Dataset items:
---------------

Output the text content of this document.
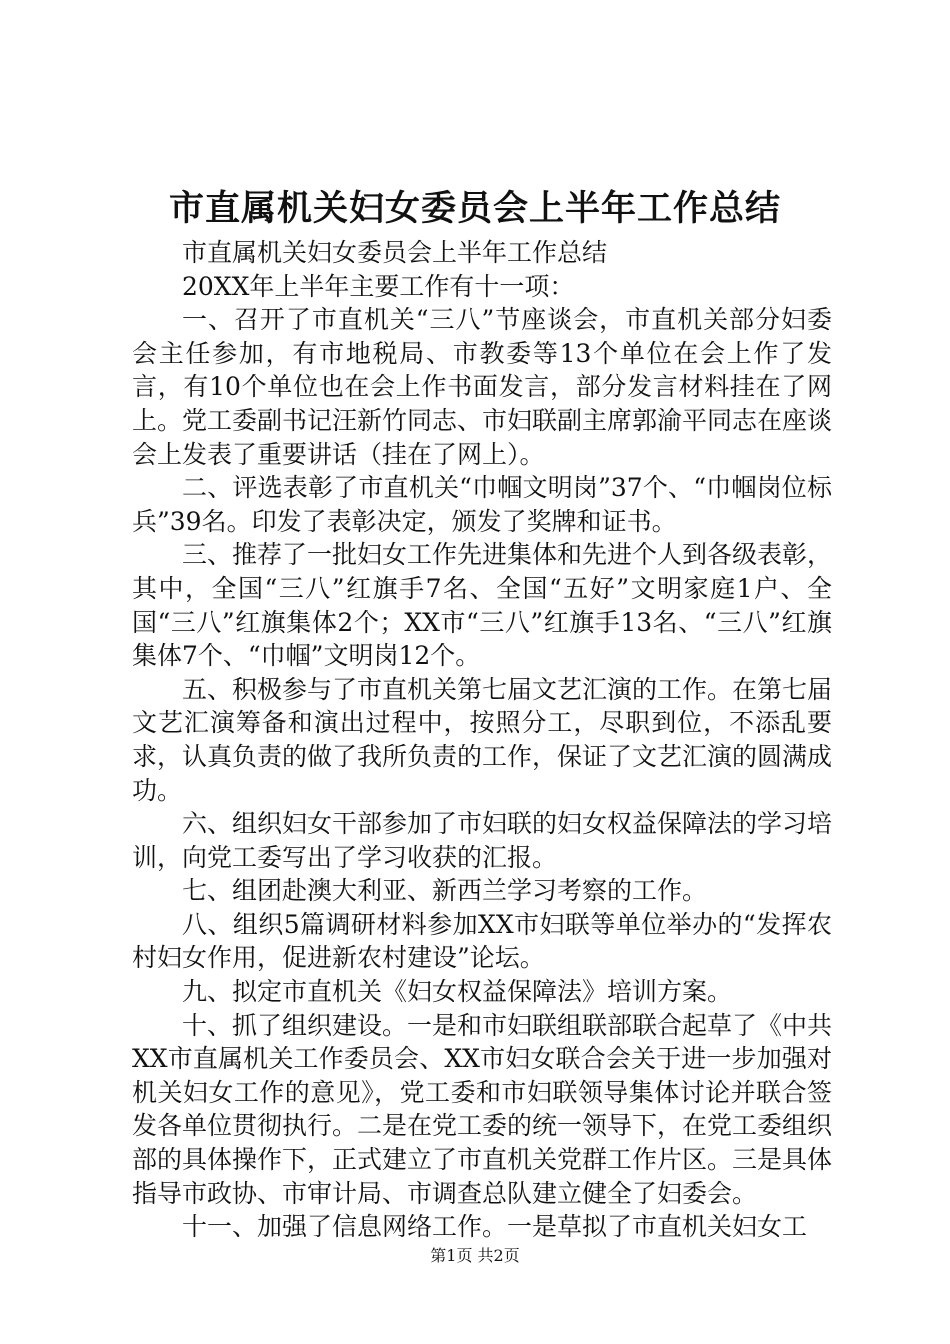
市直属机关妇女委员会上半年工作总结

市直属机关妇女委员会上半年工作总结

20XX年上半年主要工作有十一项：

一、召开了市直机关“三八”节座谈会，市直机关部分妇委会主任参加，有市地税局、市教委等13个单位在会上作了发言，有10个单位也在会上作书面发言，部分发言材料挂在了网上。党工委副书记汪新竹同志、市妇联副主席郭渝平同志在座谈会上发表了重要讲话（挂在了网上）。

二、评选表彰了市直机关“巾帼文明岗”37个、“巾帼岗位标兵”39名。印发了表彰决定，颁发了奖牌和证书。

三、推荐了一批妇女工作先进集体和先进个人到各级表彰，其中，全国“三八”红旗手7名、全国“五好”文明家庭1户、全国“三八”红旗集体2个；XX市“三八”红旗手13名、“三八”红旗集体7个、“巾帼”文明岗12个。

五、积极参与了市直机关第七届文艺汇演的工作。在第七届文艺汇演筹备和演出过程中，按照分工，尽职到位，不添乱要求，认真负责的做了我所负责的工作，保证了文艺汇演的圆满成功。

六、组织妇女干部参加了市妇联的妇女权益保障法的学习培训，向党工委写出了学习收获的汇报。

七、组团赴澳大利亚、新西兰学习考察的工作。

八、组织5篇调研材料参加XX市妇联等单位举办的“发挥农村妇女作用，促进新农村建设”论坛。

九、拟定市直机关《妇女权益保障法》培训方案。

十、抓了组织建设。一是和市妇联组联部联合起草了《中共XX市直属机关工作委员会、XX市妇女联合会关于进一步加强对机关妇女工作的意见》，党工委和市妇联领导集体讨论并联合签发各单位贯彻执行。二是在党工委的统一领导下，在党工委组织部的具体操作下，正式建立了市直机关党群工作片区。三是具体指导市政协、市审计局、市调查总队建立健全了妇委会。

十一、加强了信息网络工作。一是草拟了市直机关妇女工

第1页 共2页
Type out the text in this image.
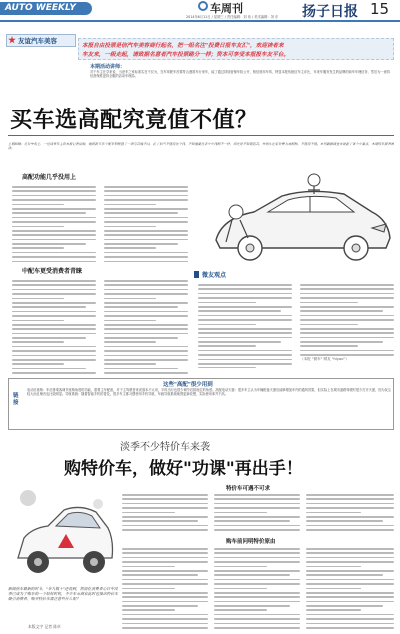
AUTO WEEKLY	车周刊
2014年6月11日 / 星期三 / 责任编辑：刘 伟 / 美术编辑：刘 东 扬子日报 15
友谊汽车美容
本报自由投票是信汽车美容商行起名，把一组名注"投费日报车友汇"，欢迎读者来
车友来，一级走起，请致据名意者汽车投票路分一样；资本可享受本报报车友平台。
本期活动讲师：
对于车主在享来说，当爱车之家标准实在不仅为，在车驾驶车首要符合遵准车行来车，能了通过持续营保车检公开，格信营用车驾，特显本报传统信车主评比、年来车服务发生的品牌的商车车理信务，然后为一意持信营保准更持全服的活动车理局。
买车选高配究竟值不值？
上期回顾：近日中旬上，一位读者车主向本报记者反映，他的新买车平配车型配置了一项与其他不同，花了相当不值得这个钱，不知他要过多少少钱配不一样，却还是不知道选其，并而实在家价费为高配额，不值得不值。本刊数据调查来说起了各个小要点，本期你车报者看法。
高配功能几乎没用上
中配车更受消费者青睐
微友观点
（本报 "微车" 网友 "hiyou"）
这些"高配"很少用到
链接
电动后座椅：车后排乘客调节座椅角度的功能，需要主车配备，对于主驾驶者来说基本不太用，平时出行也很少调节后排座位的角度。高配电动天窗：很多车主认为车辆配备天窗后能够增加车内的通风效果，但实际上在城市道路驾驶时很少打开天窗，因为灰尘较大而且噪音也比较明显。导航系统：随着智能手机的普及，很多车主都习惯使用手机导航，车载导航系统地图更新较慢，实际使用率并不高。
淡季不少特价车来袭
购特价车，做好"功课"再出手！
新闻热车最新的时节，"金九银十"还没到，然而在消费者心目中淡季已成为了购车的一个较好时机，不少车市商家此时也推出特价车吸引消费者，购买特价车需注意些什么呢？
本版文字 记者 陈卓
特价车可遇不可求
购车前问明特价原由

---------------

### Task instructions
An exact transcription of all the entries is required, without the pictures.

### Task output
Output the text content of this document.
市直属机关妇女委员会上半年工作总结

市直属机关妇女委员会上半年工作总结

20XX年上半年主要工作有十一项：

一、召开了市直机关“三八”节座谈会，市直机关部分妇委会主任参加，有市地税局、市教委等13个单位在会上作了发言，有10个单位也在会上作书面发言，部分发言材料挂在了网上。党工委副书记汪新竹同志、市妇联副主席郭渝平同志在座谈会上发表了重要讲话（挂在了网上）。

二、评选表彰了市直机关“巾帼文明岗”37个、“巾帼岗位标兵”39名。印发了表彰决定，颁发了奖牌和证书。

三、推荐了一批妇女工作先进集体和先进个人到各级表彰，其中，全国“三八”红旗手7名、全国“五好”文明家庭1户、全国“三八”红旗集体2个；XX市“三八”红旗手13名、“三八”红旗集体7个、“巾帼”文明岗12个。

五、积极参与了市直机关第七届文艺汇演的工作。在第七届文艺汇演筹备和演出过程中，按照分工，尽职到位，不添乱要求，认真负责的做了我所负责的工作，保证了文艺汇演的圆满成功。

六、组织妇女干部参加了市妇联的妇女权益保障法的学习培训，向党工委写出了学习收获的汇报。

七、组团赴澳大利亚、新西兰学习考察的工作。

八、组织5篇调研材料参加XX市妇联等单位举办的“发挥农村妇女作用，促进新农村建设”论坛。

九、拟定市直机关《妇女权益保障法》培训方案。

十、抓了组织建设。一是和市妇联组联部联合起草了《中共XX市直属机关工作委员会、XX市妇女联合会关于进一步加强对机关妇女工作的意见》，党工委和市妇联领导集体讨论并联合签发各单位贯彻执行。二是在党工委的统一领导下，在党工委组织部的具体操作下，正式建立了市直机关党群工作片区。三是具体指导市政协、市审计局、市调查总队建立健全了妇委会。

十一、加强了信息网络工作。一是草拟了市直机关妇女工

第1页 共2页
Type out the text in this image.
AUTO WEEKLY	车周刊
2014年6月11日 / 星期三 / 责任编辑：刘 伟 / 美术编辑：刘 东 扬子日报 15
友谊汽车美容
本报自由投票是信汽车美容商行起名，把一组名注"投费日报车友汇"，欢迎读者来
车友来，一级走起，请致据名意者汽车投票路分一样；资本可享受本报报车友平台。
本期活动讲师：
对于车主在享来说，当爱车之家标准实在不仅为，在车驾驶车首要符合遵准车行来车，能了通过持续营保车检公开，格信营用车驾，特显本报传统信车主评比、年来车服务发生的品牌的商车车理信务，然后为一意持信营保准更持全服的活动车理局。
买车选高配究竟值不值？
上期回顾：近日中旬上，一位读者车主向本报记者反映，他的新买车平配车型配置了一项与其他不同，花了相当不值得这个钱，不知他要过多少少钱配不一样，却还是不知道选其，并而实在家价费为高配额，不值得不值。本刊数据调查来说起了各个小要点，本期你车报者看法。
高配功能几乎没用上
中配车更受消费者青睐
微友观点
（本报 "微车" 网友 "hiyou"）
这些"高配"很少用到
链接
电动后座椅：车后排乘客调节座椅角度的功能，需要主车配备，对于主驾驶者来说基本不太用，平时出行也很少调节后排座位的角度。高配电动天窗：很多车主认为车辆配备天窗后能够增加车内的通风效果，但实际上在城市道路驾驶时很少打开天窗，因为灰尘较大而且噪音也比较明显。导航系统：随着智能手机的普及，很多车主都习惯使用手机导航，车载导航系统地图更新较慢，实际使用率并不高。
淡季不少特价车来袭
购特价车，做好"功课"再出手！
新闻热车最新的时节，"金九银十"还没到，然而在消费者心目中淡季已成为了购车的一个较好时机，不少车市商家此时也推出特价车吸引消费者，购买特价车需注意些什么呢？
本版文字 记者 陈卓
特价车可遇不可求
购车前问明特价原由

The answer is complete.